__Material for this exercise__:
╔══

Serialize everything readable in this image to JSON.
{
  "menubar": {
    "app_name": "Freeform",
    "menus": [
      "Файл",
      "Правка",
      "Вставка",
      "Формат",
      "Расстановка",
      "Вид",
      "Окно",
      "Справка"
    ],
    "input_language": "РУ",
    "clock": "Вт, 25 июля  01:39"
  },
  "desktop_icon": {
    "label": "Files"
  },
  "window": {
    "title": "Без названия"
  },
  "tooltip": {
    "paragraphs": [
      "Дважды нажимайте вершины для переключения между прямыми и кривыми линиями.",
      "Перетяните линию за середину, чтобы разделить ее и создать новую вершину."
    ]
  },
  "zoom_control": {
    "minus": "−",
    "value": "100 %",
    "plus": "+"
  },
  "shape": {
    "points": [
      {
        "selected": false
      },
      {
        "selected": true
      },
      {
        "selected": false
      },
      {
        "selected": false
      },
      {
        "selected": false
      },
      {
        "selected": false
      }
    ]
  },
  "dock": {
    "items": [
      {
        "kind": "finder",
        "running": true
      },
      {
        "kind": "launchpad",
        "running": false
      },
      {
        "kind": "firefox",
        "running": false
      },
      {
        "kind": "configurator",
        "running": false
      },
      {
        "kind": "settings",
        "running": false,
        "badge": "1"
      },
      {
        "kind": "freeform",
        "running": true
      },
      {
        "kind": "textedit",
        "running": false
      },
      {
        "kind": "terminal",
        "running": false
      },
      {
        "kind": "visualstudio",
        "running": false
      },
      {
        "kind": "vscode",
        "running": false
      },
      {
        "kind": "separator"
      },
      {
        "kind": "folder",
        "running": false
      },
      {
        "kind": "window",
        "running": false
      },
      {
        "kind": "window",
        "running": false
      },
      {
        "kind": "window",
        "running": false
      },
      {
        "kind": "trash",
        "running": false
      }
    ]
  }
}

╚══

__Exercise requirements__:
Nothing in the listing may be changed; retype it all exactly.

__Final result__:
Serialize everything readable in this image to JSON.
{
  "menubar": {
    "app_name": "Freeform",
    "menus": [
      "Файл",
      "Правка",
      "Вставка",
      "Формат",
      "Расстановка",
      "Вид",
      "Окно",
      "Справка"
    ],
    "input_language": "РУ",
    "clock": "Вт, 25 июля  01:39"
  },
  "desktop_icon": {
    "label": "Files"
  },
  "window": {
    "title": "Без названия"
  },
  "tooltip": {
    "paragraphs": [
      "Дважды нажимайте вершины для переключения между прямыми и кривыми линиями.",
      "Перетяните линию за середину, чтобы разделить ее и создать новую вершину."
    ]
  },
  "zoom_control": {
    "minus": "−",
    "value": "100 %",
    "plus": "+"
  },
  "shape": {
    "points": [
      {
        "selected": false
      },
      {
        "selected": true
      },
      {
        "selected": false
      },
      {
        "selected": false
      },
      {
        "selected": false
      },
      {
        "selected": false
      }
    ]
  },
  "dock": {
    "items": [
      {
        "kind": "finder",
        "running": true
      },
      {
        "kind": "launchpad",
        "running": false
      },
      {
        "kind": "firefox",
        "running": false
      },
      {
        "kind": "configurator",
        "running": false
      },
      {
        "kind": "settings",
        "running": false,
        "badge": "1"
      },
      {
        "kind": "freeform",
        "running": true
      },
      {
        "kind": "textedit",
        "running": false
      },
      {
        "kind": "terminal",
        "running": false
      },
      {
        "kind": "visualstudio",
        "running": false
      },
      {
        "kind": "vscode",
        "running": false
      },
      {
        "kind": "separator"
      },
      {
        "kind": "folder",
        "running": false
      },
      {
        "kind": "window",
        "running": false
      },
      {
        "kind": "window",
        "running": false
      },
      {
        "kind": "window",
        "running": false
      },
      {
        "kind": "trash",
        "running": false
      }
    ]
  }
}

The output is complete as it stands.